* **YOUR OBJECTIVE**:
Write out each line from the data below that includes the word "أهراس".

* **PROVIDED DATA**:
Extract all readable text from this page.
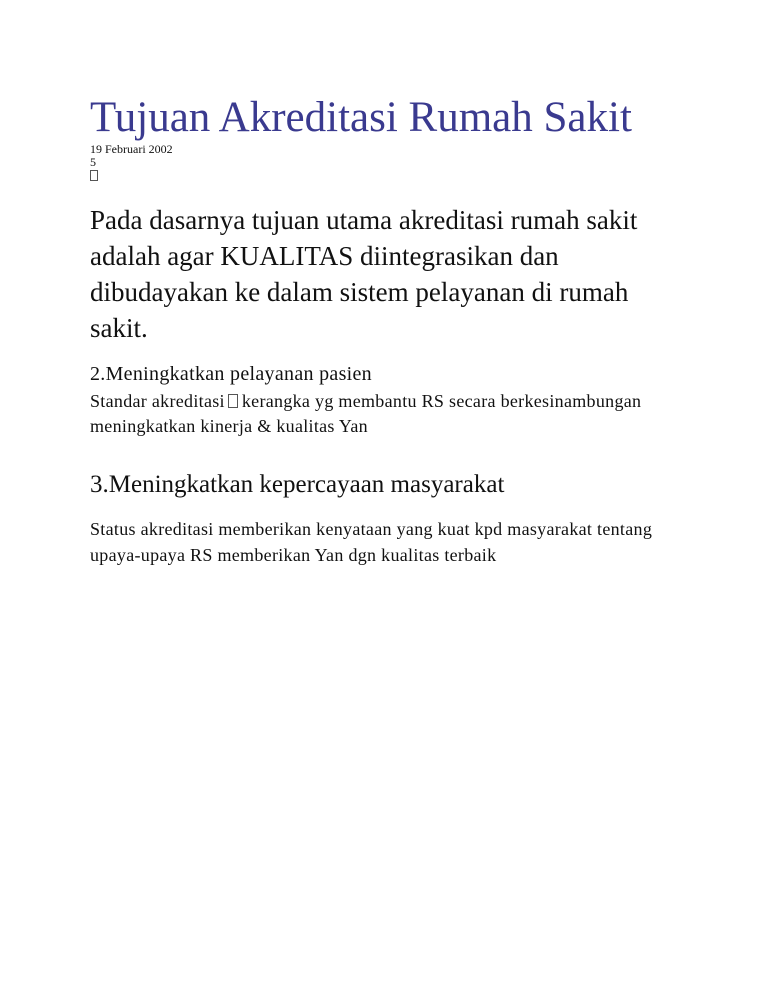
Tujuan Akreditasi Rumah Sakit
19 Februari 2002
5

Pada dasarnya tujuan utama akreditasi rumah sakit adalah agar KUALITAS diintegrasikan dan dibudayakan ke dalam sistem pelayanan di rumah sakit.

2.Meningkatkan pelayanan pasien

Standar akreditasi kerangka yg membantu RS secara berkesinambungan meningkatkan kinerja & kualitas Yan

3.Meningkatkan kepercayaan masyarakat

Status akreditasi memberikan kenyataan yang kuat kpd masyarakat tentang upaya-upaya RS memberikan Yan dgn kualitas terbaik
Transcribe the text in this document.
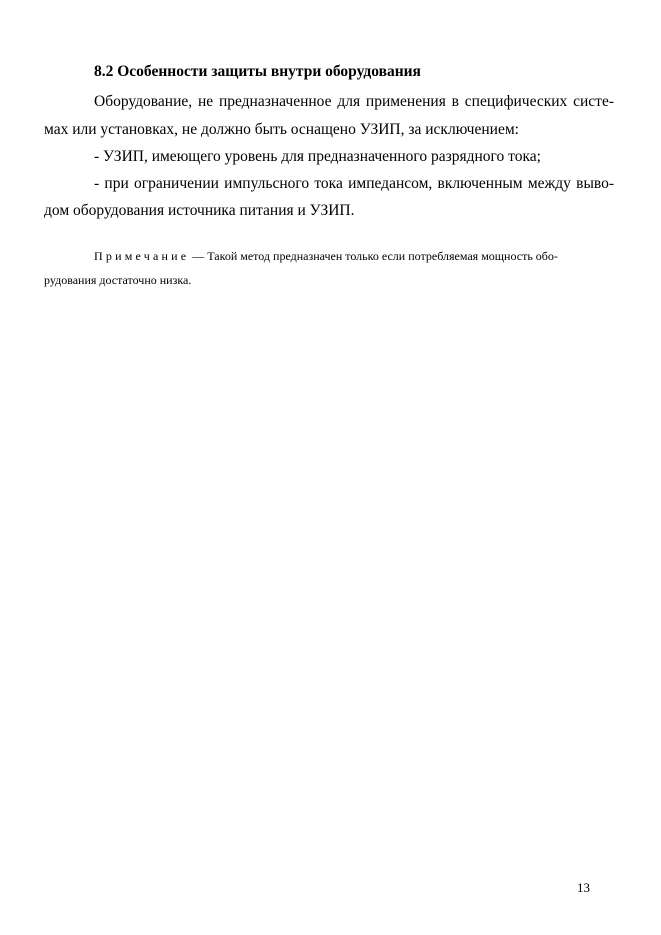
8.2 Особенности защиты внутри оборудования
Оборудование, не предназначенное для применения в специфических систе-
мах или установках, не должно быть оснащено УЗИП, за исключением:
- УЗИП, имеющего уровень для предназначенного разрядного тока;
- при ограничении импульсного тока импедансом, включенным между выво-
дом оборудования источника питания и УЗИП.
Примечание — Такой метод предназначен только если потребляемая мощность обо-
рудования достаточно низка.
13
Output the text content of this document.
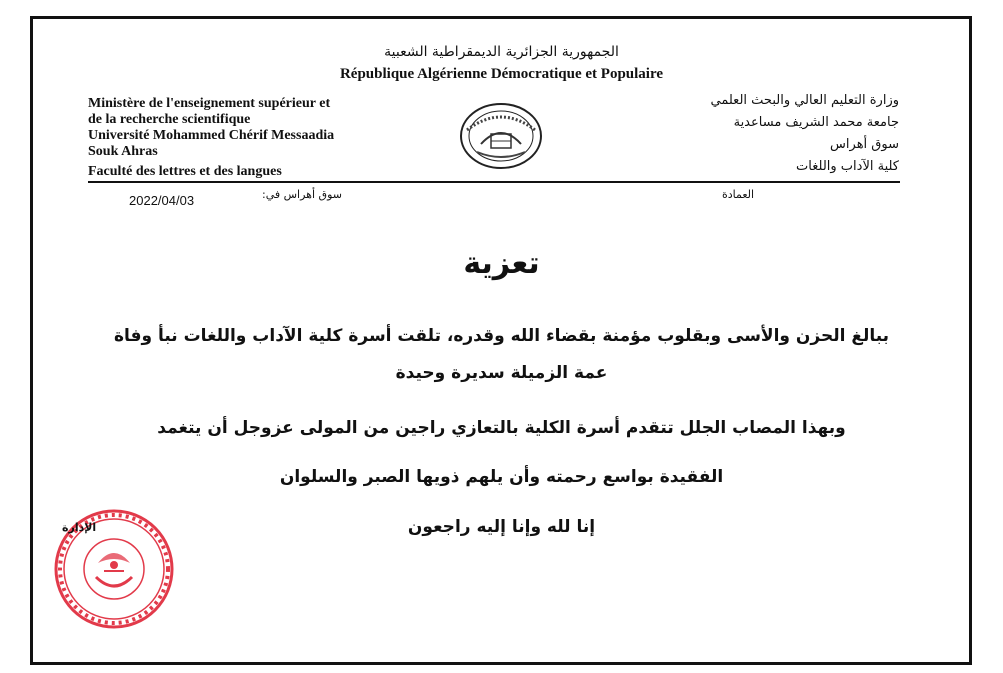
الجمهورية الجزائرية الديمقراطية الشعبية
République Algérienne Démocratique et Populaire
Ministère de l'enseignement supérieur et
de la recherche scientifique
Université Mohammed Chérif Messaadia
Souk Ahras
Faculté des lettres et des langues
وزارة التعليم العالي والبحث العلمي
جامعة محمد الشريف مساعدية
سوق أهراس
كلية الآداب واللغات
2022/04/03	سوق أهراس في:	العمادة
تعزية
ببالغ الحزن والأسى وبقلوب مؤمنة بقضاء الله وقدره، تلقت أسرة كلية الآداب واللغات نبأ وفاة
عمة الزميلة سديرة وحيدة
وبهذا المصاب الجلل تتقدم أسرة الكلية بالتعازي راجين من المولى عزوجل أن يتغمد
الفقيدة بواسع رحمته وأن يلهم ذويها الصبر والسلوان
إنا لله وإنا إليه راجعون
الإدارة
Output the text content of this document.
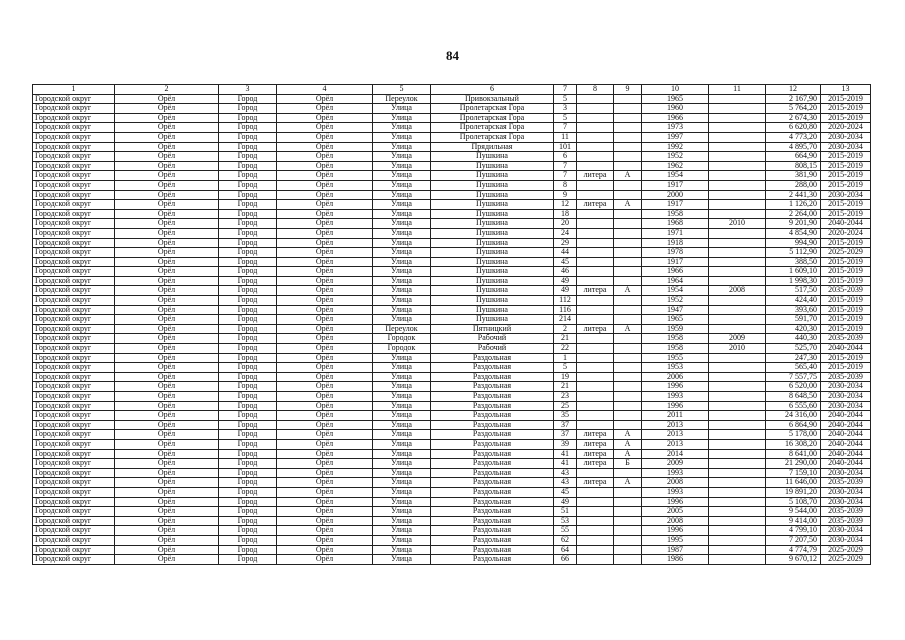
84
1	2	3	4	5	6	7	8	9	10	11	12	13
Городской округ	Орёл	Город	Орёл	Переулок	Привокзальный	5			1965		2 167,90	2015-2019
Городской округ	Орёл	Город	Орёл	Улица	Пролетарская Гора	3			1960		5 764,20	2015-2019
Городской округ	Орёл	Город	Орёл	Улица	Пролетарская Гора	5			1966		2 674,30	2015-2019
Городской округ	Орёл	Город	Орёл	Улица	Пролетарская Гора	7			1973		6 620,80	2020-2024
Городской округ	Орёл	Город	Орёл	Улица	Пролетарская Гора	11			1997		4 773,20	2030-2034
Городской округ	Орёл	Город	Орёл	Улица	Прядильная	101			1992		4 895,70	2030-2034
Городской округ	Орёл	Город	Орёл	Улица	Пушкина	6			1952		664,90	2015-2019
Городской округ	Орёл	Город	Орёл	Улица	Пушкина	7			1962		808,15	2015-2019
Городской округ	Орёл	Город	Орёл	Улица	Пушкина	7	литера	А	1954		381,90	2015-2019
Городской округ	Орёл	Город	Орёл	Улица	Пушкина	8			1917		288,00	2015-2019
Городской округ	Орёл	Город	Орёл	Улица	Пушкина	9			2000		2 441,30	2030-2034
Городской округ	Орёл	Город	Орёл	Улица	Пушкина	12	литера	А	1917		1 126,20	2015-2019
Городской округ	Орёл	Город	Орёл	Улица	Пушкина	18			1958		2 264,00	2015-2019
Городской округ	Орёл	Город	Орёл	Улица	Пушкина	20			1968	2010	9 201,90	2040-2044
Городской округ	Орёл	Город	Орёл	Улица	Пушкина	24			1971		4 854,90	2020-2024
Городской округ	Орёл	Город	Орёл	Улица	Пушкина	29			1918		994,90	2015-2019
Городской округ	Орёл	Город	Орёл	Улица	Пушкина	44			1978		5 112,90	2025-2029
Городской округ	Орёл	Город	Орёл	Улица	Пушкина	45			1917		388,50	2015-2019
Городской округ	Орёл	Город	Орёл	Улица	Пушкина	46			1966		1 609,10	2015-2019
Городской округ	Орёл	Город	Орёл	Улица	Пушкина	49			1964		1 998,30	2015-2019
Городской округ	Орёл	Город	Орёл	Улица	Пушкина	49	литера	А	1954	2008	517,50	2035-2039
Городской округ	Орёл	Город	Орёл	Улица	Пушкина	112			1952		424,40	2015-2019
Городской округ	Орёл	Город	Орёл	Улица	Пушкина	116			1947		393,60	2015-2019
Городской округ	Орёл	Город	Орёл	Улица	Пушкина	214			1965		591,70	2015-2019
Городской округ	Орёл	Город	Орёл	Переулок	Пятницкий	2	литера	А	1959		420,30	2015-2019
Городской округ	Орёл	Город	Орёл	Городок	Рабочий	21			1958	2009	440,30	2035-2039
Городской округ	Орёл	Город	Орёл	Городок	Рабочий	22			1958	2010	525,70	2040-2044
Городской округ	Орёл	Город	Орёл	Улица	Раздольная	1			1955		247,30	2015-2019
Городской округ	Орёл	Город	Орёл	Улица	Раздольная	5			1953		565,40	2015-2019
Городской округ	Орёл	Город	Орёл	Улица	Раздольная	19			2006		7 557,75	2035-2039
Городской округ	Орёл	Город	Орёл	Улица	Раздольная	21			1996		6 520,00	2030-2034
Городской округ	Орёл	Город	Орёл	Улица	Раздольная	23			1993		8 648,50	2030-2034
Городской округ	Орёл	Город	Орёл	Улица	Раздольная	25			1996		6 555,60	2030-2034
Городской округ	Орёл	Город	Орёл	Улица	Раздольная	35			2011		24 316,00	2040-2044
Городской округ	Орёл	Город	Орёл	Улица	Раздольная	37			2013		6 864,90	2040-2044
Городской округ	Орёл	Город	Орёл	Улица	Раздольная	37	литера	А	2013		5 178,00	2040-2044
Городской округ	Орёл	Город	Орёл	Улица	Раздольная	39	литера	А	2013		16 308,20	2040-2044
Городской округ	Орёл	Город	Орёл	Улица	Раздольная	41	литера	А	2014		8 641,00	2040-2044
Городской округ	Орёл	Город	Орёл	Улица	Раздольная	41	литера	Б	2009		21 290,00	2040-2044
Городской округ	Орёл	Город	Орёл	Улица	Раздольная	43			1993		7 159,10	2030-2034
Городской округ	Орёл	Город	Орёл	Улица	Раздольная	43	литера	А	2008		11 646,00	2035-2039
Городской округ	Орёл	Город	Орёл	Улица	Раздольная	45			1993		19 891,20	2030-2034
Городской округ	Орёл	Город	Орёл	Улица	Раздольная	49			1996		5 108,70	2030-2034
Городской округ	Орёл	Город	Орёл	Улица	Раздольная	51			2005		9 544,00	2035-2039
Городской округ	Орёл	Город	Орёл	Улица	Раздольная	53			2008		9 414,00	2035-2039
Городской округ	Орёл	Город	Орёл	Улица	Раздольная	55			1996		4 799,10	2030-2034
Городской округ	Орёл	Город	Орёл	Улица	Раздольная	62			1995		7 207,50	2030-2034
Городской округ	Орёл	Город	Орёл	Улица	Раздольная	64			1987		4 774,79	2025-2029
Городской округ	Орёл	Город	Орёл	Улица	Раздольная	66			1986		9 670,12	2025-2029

* **FULL OUTPUT**:
سوق أهراس
2022/04/03	سوق أهراس في:	العمادة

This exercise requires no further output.